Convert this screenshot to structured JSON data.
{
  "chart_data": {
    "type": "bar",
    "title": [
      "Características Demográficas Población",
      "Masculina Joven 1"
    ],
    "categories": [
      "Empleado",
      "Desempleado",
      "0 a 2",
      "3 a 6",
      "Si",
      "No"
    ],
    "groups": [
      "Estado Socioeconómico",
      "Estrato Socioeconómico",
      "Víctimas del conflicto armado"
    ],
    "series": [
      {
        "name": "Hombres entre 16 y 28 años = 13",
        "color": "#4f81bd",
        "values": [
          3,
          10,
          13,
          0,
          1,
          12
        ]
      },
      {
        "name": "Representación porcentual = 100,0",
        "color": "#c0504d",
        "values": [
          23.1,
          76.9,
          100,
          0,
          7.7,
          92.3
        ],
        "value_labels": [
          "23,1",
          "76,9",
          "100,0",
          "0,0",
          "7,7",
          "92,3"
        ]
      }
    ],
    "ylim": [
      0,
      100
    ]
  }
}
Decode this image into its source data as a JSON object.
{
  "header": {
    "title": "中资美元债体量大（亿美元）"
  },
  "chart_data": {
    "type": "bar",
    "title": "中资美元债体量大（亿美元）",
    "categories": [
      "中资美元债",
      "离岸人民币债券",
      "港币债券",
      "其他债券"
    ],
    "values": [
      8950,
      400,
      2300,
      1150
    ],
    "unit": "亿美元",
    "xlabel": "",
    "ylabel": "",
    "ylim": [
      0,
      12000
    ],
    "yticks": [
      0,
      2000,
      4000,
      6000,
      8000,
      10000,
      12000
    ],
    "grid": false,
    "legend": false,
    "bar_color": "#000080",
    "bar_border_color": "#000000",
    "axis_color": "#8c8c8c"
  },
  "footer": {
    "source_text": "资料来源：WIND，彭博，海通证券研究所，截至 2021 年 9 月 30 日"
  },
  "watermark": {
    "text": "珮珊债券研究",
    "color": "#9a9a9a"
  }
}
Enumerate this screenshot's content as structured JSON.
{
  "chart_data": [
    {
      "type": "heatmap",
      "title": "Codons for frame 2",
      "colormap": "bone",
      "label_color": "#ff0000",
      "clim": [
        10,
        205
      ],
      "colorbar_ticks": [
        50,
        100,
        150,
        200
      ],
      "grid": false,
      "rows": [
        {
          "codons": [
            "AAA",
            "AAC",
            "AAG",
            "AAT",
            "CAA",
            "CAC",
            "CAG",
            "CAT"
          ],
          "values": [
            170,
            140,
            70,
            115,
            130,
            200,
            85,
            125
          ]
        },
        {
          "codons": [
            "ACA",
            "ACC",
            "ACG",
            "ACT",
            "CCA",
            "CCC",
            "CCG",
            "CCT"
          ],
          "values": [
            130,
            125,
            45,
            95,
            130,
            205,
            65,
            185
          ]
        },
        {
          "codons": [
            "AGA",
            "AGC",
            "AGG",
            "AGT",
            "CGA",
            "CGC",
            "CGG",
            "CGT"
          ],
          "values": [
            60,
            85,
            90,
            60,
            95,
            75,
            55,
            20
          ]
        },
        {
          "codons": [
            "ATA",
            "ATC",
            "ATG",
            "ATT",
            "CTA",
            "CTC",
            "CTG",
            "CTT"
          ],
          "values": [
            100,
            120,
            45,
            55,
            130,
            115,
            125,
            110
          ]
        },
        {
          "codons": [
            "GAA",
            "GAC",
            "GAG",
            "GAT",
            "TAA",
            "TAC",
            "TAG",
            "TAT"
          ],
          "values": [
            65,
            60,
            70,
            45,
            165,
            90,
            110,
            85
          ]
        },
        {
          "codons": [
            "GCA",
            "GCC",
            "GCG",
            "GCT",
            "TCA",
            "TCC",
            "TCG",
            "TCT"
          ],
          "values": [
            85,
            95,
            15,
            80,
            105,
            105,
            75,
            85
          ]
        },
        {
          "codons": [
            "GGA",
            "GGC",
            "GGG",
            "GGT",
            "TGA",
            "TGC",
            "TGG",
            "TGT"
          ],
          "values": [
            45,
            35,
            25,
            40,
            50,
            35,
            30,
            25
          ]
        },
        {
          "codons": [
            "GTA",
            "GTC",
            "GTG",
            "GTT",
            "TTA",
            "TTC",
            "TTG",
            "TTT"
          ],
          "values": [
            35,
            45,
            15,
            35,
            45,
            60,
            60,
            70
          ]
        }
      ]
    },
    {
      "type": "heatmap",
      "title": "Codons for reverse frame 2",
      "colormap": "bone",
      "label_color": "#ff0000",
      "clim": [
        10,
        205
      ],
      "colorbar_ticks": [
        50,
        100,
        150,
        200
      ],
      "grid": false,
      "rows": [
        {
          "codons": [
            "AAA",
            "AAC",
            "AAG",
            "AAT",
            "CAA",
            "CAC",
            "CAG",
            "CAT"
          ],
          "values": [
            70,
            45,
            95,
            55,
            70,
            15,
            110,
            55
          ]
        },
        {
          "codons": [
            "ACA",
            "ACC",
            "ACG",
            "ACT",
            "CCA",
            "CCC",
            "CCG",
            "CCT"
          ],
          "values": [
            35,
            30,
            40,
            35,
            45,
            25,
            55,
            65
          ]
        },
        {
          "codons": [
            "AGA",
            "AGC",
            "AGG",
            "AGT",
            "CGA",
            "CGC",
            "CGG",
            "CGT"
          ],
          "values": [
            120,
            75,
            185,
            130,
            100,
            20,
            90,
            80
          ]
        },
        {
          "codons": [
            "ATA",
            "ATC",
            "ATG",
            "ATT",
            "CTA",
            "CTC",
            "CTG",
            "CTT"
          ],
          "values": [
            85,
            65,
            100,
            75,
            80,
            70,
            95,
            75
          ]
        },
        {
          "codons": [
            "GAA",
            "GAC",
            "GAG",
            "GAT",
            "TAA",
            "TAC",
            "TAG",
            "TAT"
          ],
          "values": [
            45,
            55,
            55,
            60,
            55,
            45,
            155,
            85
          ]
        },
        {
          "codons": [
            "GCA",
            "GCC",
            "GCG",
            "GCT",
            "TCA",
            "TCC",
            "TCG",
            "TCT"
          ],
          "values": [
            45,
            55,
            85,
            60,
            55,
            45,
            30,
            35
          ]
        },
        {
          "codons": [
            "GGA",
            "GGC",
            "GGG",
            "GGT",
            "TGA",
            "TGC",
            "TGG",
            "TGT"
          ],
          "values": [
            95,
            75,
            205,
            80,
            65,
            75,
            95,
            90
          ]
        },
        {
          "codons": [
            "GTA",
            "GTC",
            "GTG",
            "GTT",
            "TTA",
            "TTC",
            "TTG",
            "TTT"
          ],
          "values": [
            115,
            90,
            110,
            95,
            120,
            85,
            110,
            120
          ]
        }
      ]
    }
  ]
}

··········

▸ **STATED PROBLEM**: Search the entries for "name" and copy out each line that has it.

▸ **FINISHED ANSWER**:
        "name": "Hombres entre 16 y 28 años = 13",
        "name": "Representación porcentual = 100,0",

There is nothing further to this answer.